--- Exercise directions ---
Locate the lines of the listing below that hold "唐朝中后期", then copy each of them.

--- Data listing ---
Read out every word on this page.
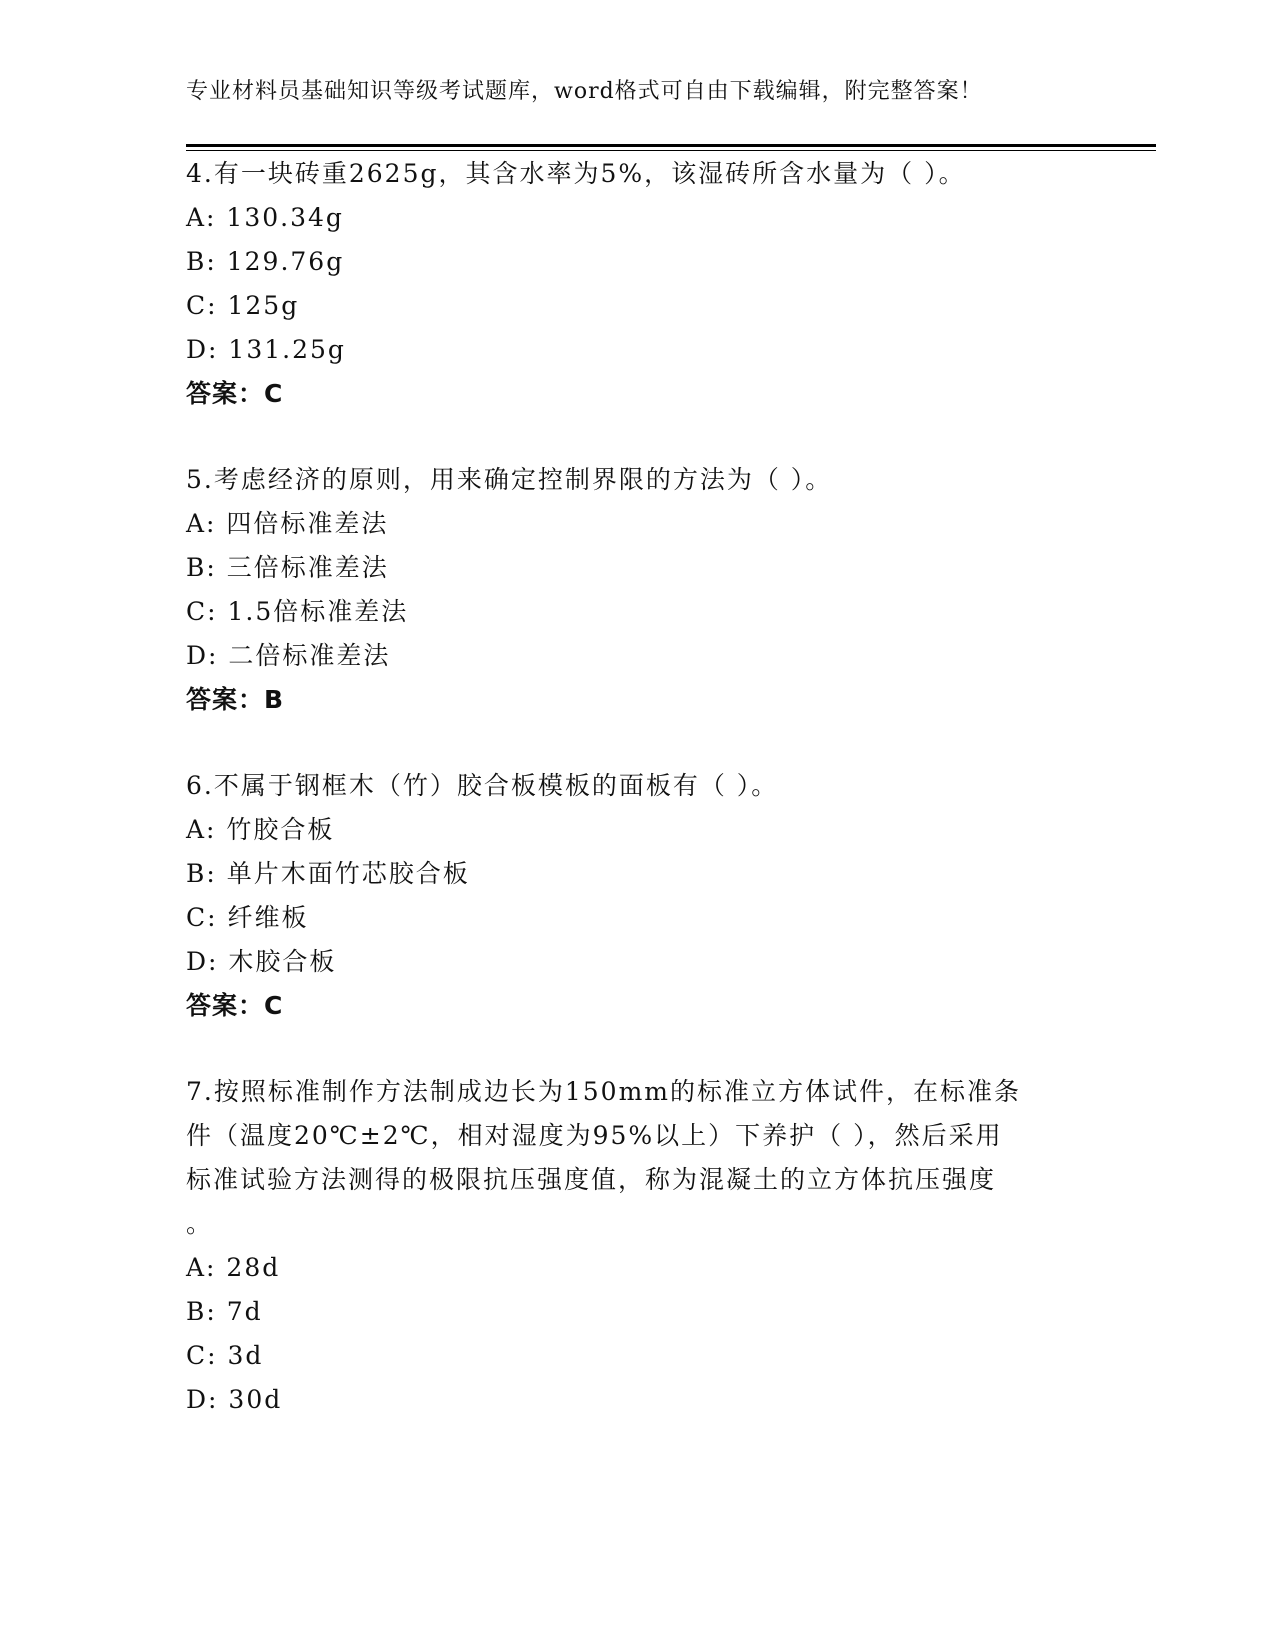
专业材料员基础知识等级考试题库，word格式可自由下载编辑，附完整答案！
4.有一块砖重2625g，其含水率为5%，该湿砖所含水量为（ ）。
A: 130.34g
B: 129.76g
C: 125g
D: 131.25g
答案：C
5.考虑经济的原则，用来确定控制界限的方法为（ ）。
A: 四倍标准差法
B: 三倍标准差法
C: 1.5倍标准差法
D: 二倍标准差法
答案：B
6.不属于钢框木（竹）胶合板模板的面板有（ ）。
A: 竹胶合板
B: 单片木面竹芯胶合板
C: 纤维板
D: 木胶合板
答案：C
7.按照标准制作方法制成边长为150mm的标准立方体试件，在标准条
件（温度20℃±2℃，相对湿度为95%以上）下养护（ ），然后采用
标准试验方法测得的极限抗压强度值，称为混凝土的立方体抗压强度
。
A: 28d
B: 7d
C: 3d
D: 30d
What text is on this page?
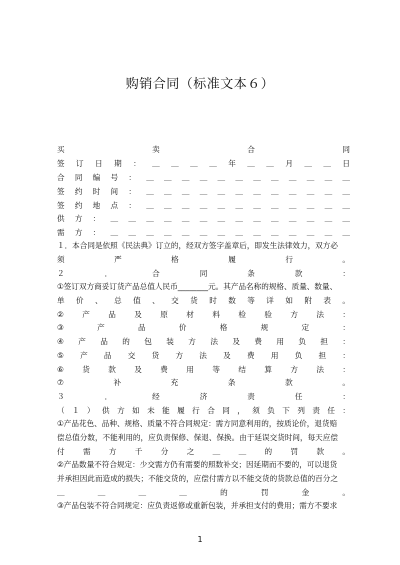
购销合同（标准文本６）
买 卖 合 同
签 订 日 期 ： ＿ ＿ ＿ ＿ 年 ＿ ＿ 月 ＿ ＿ 日
合 同 编 号 ： ＿ ＿ ＿ ＿ ＿ ＿ ＿ ＿ ＿ ＿ ＿ ＿
签 约 时 间 ： ＿ ＿ ＿ ＿ ＿ ＿ ＿ ＿ ＿ ＿ ＿ ＿
签 约 地 点 ： ＿ ＿ ＿ ＿ ＿ ＿ ＿ ＿ ＿ ＿ ＿ ＿
供 方 ： ＿ ＿ ＿ ＿ ＿ ＿ ＿ ＿ ＿ ＿ ＿ ＿ ＿ ＿
需 方 ： ＿ ＿ ＿ ＿ ＿ ＿ ＿ ＿ ＿ ＿ ＿ ＿ ＿ ＿
１．本合同是依照《民法典》订立的，经双方签字盖章后，即发生法律效力，双方必
须 严 格 履 行 。
２ ． 合 同 条 款 ：
①签订双方商妥订货产品总值人民币________元。其产品名称的规格、质量、数量、
单 价 、 总 值 、 交 货 时 数 等 详 如 附 表 。
② 产 品 及 原 材 料 检 验 方 法 ：
③ 产 品 价 格 规 定 ：
④ 产 品 的 包 装 方 法 及 费 用 负 担 ：
⑤ 产 品 交 货 方 法 及 费 用 负 担 ：
⑥ 货 款 及 费 用 等 结 算 方 法 ：
⑦ 补 充 条 款 。
３ ． 经 济 责 任 ：
（ １ ） 供 方 如 未 能 履 行 合 同 ， 须 负 下 列 责 任 ：
①产品花色、品种、规格、质量不符合同规定：需方同意利用的，按质论价，退货赔
偿总值分数，不能利用的，应负责保修、保退、保换。由于延误交货时间，每天应偿
付 需 方 千 分 之 ＿ ＿ 的 罚 款 。
②产品数量不符合规定：少交需方仍有需要的照数补交；因延期而不要的，可以退货
并承担因此而造成的损失；不能交货的，应偿付需方以不能交货的货款总值的百分之
＿ ＿ ＿ ＿ 的 罚 金 。
③产品包装不符合同规定：应负责返修或重新包装，并承担支付的费用；需方不要求
1
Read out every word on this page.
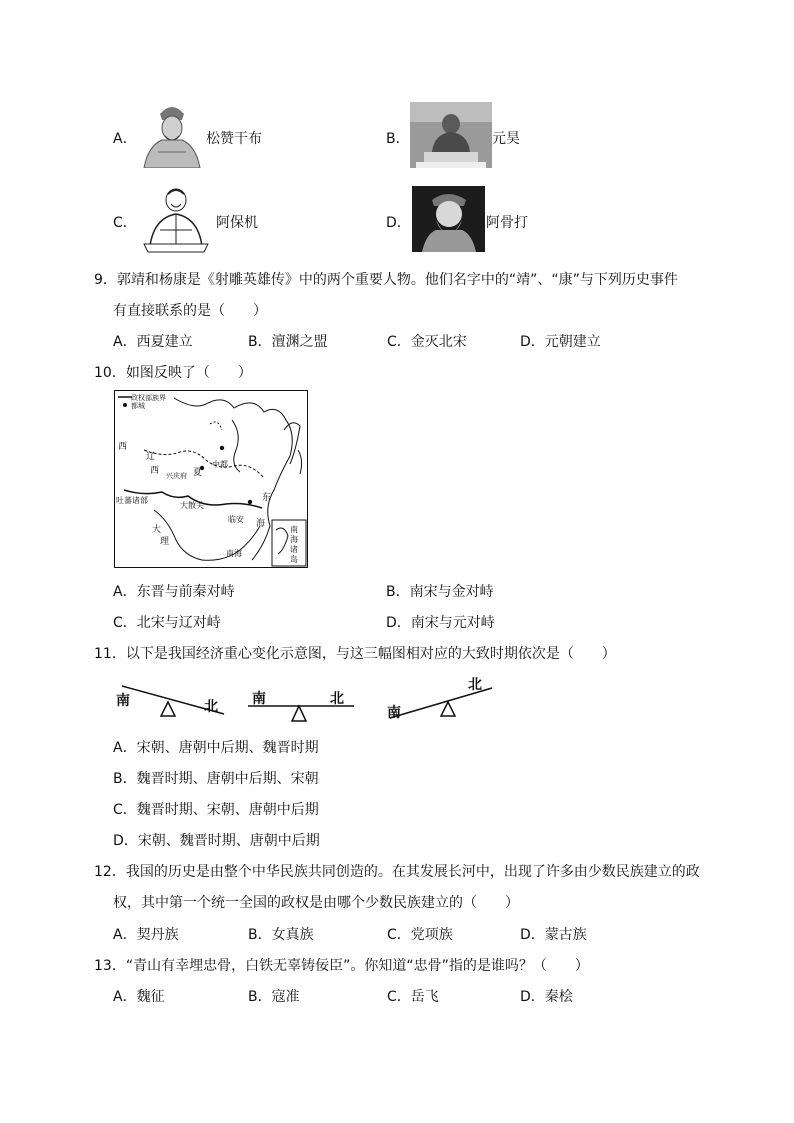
A．	松赞干布	B．	元昊
C．	阿保机	D．	阿骨打
9．郭靖和杨康是《射雕英雄传》中的两个重要人物。他们名字中的“靖”、“康”与下列历史事件
有直接联系的是（　　）
A．西夏建立	B．澶渊之盟	C．金灭北宋	D．元朝建立
10．如图反映了（　　）
政权部族界
都城
西
辽
西 兴庆府 夏
中都
吐蕃诸部
大散关
东
临安
大
理
海
南海
南
海
诸
岛
A．东晋与前秦对峙	B．南宋与金对峙
C．北宋与辽对峙	D．南宋与元对峙
11．以下是我国经济重心变化示意图，与这三幅图相对应的大致时期依次是（　　）
南	北 南	北
南
北
A．宋朝、唐朝中后期、魏晋时期
B．魏晋时期、唐朝中后期、宋朝
C．魏晋时期、宋朝、唐朝中后期
D．宋朝、魏晋时期、唐朝中后期
12．我国的历史是由整个中华民族共同创造的。在其发展长河中，出现了许多由少数民族建立的政
权，其中第一个统一全国的政权是由哪个少数民族建立的（　　）
A．契丹族	B．女真族	C．党项族	D．蒙古族
13．“青山有幸埋忠骨，白铁无辜铸佞臣”。你知道“忠骨”指的是谁吗？（　　）
A．魏征	B．寇准	C．岳飞	D．秦桧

--- The reply ---
A．宋朝、唐朝中后期、魏晋时期
B．魏晋时期、唐朝中后期、宋朝
C．魏晋时期、宋朝、唐朝中后期
D．宋朝、魏晋时期、唐朝中后期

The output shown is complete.